> Task directions:
Report each line of the data that has "elit" somewhere in it.

> Recorded information:
-=-=-
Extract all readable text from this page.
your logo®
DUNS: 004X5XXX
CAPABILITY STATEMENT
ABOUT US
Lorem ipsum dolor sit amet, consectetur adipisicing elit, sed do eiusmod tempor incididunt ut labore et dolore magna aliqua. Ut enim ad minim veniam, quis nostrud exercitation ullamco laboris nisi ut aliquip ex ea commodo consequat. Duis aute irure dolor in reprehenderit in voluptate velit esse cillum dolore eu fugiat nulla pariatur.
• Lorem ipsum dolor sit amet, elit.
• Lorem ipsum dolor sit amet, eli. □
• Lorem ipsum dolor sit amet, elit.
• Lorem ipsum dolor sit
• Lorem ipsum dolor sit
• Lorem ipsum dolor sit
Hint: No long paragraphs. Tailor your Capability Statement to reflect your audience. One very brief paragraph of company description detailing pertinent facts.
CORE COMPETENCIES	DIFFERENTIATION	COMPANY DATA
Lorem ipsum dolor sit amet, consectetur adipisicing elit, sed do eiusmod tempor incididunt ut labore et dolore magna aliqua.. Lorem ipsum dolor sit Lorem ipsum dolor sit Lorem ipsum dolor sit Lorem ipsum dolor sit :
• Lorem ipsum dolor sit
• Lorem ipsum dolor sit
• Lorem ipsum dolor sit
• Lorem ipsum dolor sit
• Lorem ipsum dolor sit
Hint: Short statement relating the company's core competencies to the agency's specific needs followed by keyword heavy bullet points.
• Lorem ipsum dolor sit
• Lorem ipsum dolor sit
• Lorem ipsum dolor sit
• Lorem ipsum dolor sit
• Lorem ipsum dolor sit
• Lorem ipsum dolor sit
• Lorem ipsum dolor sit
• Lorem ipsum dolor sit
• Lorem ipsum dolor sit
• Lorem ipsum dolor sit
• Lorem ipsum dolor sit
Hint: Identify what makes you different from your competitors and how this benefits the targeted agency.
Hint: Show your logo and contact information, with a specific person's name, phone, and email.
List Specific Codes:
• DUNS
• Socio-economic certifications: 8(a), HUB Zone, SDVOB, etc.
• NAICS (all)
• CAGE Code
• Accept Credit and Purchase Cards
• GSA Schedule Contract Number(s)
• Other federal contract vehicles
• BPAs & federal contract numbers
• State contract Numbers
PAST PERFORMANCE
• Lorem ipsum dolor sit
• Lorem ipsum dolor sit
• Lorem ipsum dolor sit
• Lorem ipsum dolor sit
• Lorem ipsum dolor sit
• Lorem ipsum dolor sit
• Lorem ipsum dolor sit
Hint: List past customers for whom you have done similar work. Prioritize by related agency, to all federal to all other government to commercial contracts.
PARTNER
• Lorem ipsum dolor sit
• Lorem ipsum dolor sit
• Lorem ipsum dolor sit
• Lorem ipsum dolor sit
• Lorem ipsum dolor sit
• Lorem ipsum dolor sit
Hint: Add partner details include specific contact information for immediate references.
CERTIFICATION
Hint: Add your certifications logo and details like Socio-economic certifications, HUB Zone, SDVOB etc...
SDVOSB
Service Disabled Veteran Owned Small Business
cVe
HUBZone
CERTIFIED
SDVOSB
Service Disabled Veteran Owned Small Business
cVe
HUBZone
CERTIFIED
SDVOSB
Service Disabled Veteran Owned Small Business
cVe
-=-=-
> Output of the exercise:
Lorem ipsum dolor sit amet, consectetur adipisicing elit, sed do eiusmod tempor incididunt ut labore et dolore magna aliqua. Ut enim ad minim veniam, quis nostrud exercitation ullamco laboris nisi ut aliquip ex ea commodo consequat. Duis aute irure dolor in reprehenderit in voluptate velit esse cillum dolore eu fugiat nulla pariatur.
• Lorem ipsum dolor sit amet, elit.
• Lorem ipsum dolor sit amet, elit.
Lorem ipsum dolor sit amet, consectetur adipisicing elit, sed do eiusmod tempor incididunt ut labore et dolore magna aliqua.. Lorem ipsum dolor sit Lorem ipsum dolor sit Lorem ipsum dolor sit Lorem ipsum dolor sit :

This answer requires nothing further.